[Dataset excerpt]
- - - -

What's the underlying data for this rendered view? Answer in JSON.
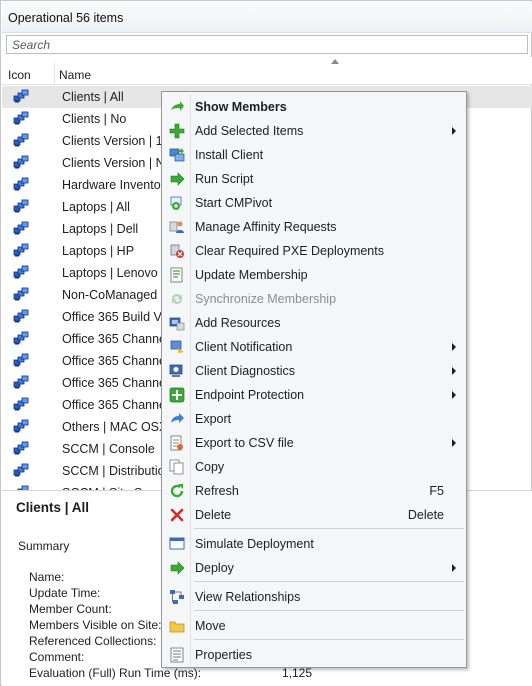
{
  "header": {
    "title": "Operational 56 items"
  },
  "search": {
    "placeholder": "Search"
  },
  "columns": {
    "icon": "Icon",
    "name": "Name"
  },
  "rows": [
    {
      "name": "Clients | All",
      "selected": true
    },
    {
      "name": "Clients | No"
    },
    {
      "name": "Clients Version | 19"
    },
    {
      "name": "Clients Version | No"
    },
    {
      "name": "Hardware Inventory"
    },
    {
      "name": "Laptops | All"
    },
    {
      "name": "Laptops | Dell"
    },
    {
      "name": "Laptops | HP"
    },
    {
      "name": "Laptops | Lenovo"
    },
    {
      "name": "Non-CoManaged c"
    },
    {
      "name": "Office 365 Build Ve"
    },
    {
      "name": "Office 365 Channel"
    },
    {
      "name": "Office 365 Channel"
    },
    {
      "name": "Office 365 Channel"
    },
    {
      "name": "Office 365 Channel"
    },
    {
      "name": "Others | MAC OSX"
    },
    {
      "name": "SCCM | Console"
    },
    {
      "name": "SCCM | Distribution"
    },
    {
      "name": "SCCM | Site S"
    }
  ],
  "details": {
    "title": "Clients | All",
    "summary_label": "Summary",
    "fields": [
      {
        "label": "Name:",
        "value": ""
      },
      {
        "label": "Update Time:",
        "value": ""
      },
      {
        "label": "Member Count:",
        "value": ""
      },
      {
        "label": "Members Visible on Site:",
        "value": ""
      },
      {
        "label": "Referenced Collections:",
        "value": ""
      },
      {
        "label": "Comment:",
        "value": ""
      },
      {
        "label": "Evaluation (Full) Run Time (ms):",
        "value": "1,125"
      }
    ]
  },
  "context_menu": {
    "items": [
      {
        "label": "Show Members",
        "icon": "show-members-icon",
        "bold": true
      },
      {
        "label": "Add Selected Items",
        "icon": "add-icon",
        "submenu": true
      },
      {
        "label": "Install Client",
        "icon": "install-client-icon"
      },
      {
        "label": "Run Script",
        "icon": "run-script-icon"
      },
      {
        "label": "Start CMPivot",
        "icon": "cmpivot-icon"
      },
      {
        "label": "Manage Affinity Requests",
        "icon": "affinity-icon"
      },
      {
        "label": "Clear Required PXE Deployments",
        "icon": "pxe-icon"
      },
      {
        "label": "Update Membership",
        "icon": "update-membership-icon"
      },
      {
        "label": "Synchronize Membership",
        "icon": "sync-icon",
        "disabled": true
      },
      {
        "label": "Add Resources",
        "icon": "add-resources-icon"
      },
      {
        "label": "Client Notification",
        "icon": "notification-icon",
        "submenu": true
      },
      {
        "label": "Client Diagnostics",
        "icon": "diagnostics-icon",
        "submenu": true
      },
      {
        "label": "Endpoint Protection",
        "icon": "endpoint-protection-icon",
        "submenu": true
      },
      {
        "label": "Export",
        "icon": "export-icon"
      },
      {
        "label": "Export to CSV file",
        "icon": "csv-icon",
        "submenu": true
      },
      {
        "label": "Copy",
        "icon": "copy-icon"
      },
      {
        "label": "Refresh",
        "icon": "refresh-icon",
        "shortcut": "F5"
      },
      {
        "label": "Delete",
        "icon": "delete-icon",
        "shortcut": "Delete"
      },
      {
        "label": "Simulate Deployment",
        "icon": "simulate-icon"
      },
      {
        "label": "Deploy",
        "icon": "deploy-icon",
        "submenu": true
      },
      {
        "label": "View Relationships",
        "icon": "relationships-icon"
      },
      {
        "label": "Move",
        "icon": "move-icon"
      },
      {
        "label": "Properties",
        "icon": "properties-icon"
      }
    ]
  },
  "colors": {
    "accent_green": "#3aa935",
    "accent_blue": "#2a6fcf",
    "selection_gray": "#e6e6e6",
    "delete_red": "#d12b2b"
  }
}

- - - -

**Goal:**
Your task is to reproduce all of the material exactly. The pictures stay out.

**Complete output:**
What's the underlying data for this rendered view? Answer in JSON.
{
  "header": {
    "title": "Operational 56 items"
  },
  "search": {
    "placeholder": "Search"
  },
  "columns": {
    "icon": "Icon",
    "name": "Name"
  },
  "rows": [
    {
      "name": "Clients | All",
      "selected": true
    },
    {
      "name": "Clients | No"
    },
    {
      "name": "Clients Version | 19"
    },
    {
      "name": "Clients Version | No"
    },
    {
      "name": "Hardware Inventory"
    },
    {
      "name": "Laptops | All"
    },
    {
      "name": "Laptops | Dell"
    },
    {
      "name": "Laptops | HP"
    },
    {
      "name": "Laptops | Lenovo"
    },
    {
      "name": "Non-CoManaged c"
    },
    {
      "name": "Office 365 Build Ve"
    },
    {
      "name": "Office 365 Channel"
    },
    {
      "name": "Office 365 Channel"
    },
    {
      "name": "Office 365 Channel"
    },
    {
      "name": "Office 365 Channel"
    },
    {
      "name": "Others | MAC OSX"
    },
    {
      "name": "SCCM | Console"
    },
    {
      "name": "SCCM | Distribution"
    },
    {
      "name": "SCCM | Site S"
    }
  ],
  "details": {
    "title": "Clients | All",
    "summary_label": "Summary",
    "fields": [
      {
        "label": "Name:",
        "value": ""
      },
      {
        "label": "Update Time:",
        "value": ""
      },
      {
        "label": "Member Count:",
        "value": ""
      },
      {
        "label": "Members Visible on Site:",
        "value": ""
      },
      {
        "label": "Referenced Collections:",
        "value": ""
      },
      {
        "label": "Comment:",
        "value": ""
      },
      {
        "label": "Evaluation (Full) Run Time (ms):",
        "value": "1,125"
      }
    ]
  },
  "context_menu": {
    "items": [
      {
        "label": "Show Members",
        "icon": "show-members-icon",
        "bold": true
      },
      {
        "label": "Add Selected Items",
        "icon": "add-icon",
        "submenu": true
      },
      {
        "label": "Install Client",
        "icon": "install-client-icon"
      },
      {
        "label": "Run Script",
        "icon": "run-script-icon"
      },
      {
        "label": "Start CMPivot",
        "icon": "cmpivot-icon"
      },
      {
        "label": "Manage Affinity Requests",
        "icon": "affinity-icon"
      },
      {
        "label": "Clear Required PXE Deployments",
        "icon": "pxe-icon"
      },
      {
        "label": "Update Membership",
        "icon": "update-membership-icon"
      },
      {
        "label": "Synchronize Membership",
        "icon": "sync-icon",
        "disabled": true
      },
      {
        "label": "Add Resources",
        "icon": "add-resources-icon"
      },
      {
        "label": "Client Notification",
        "icon": "notification-icon",
        "submenu": true
      },
      {
        "label": "Client Diagnostics",
        "icon": "diagnostics-icon",
        "submenu": true
      },
      {
        "label": "Endpoint Protection",
        "icon": "endpoint-protection-icon",
        "submenu": true
      },
      {
        "label": "Export",
        "icon": "export-icon"
      },
      {
        "label": "Export to CSV file",
        "icon": "csv-icon",
        "submenu": true
      },
      {
        "label": "Copy",
        "icon": "copy-icon"
      },
      {
        "label": "Refresh",
        "icon": "refresh-icon",
        "shortcut": "F5"
      },
      {
        "label": "Delete",
        "icon": "delete-icon",
        "shortcut": "Delete"
      },
      {
        "label": "Simulate Deployment",
        "icon": "simulate-icon"
      },
      {
        "label": "Deploy",
        "icon": "deploy-icon",
        "submenu": true
      },
      {
        "label": "View Relationships",
        "icon": "relationships-icon"
      },
      {
        "label": "Move",
        "icon": "move-icon"
      },
      {
        "label": "Properties",
        "icon": "properties-icon"
      }
    ]
  },
  "colors": {
    "accent_green": "#3aa935",
    "accent_blue": "#2a6fcf",
    "selection_gray": "#e6e6e6",
    "delete_red": "#d12b2b"
  }
}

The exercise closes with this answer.